(Data entries)
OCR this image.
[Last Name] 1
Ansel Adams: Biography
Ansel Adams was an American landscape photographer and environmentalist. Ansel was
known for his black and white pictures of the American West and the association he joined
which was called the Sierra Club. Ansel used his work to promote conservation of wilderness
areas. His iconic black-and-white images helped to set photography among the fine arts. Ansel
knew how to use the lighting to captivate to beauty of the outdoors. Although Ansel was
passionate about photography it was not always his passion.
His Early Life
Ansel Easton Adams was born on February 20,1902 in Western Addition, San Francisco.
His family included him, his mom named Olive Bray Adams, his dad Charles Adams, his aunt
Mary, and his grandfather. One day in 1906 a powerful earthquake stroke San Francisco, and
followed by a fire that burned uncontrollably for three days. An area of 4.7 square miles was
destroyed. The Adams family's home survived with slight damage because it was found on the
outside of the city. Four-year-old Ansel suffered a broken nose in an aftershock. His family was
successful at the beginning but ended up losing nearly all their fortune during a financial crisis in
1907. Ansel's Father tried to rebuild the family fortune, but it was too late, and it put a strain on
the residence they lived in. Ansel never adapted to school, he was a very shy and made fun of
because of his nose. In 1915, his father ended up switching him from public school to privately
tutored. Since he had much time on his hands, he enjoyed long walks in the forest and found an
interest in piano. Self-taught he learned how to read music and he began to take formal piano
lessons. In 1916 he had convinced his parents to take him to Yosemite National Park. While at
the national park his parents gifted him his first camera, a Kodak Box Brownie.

## YOUR INSTRUCTIONS
Of the lines in this material, state how many hold the string "ended". Write no other words.

## RESULT
2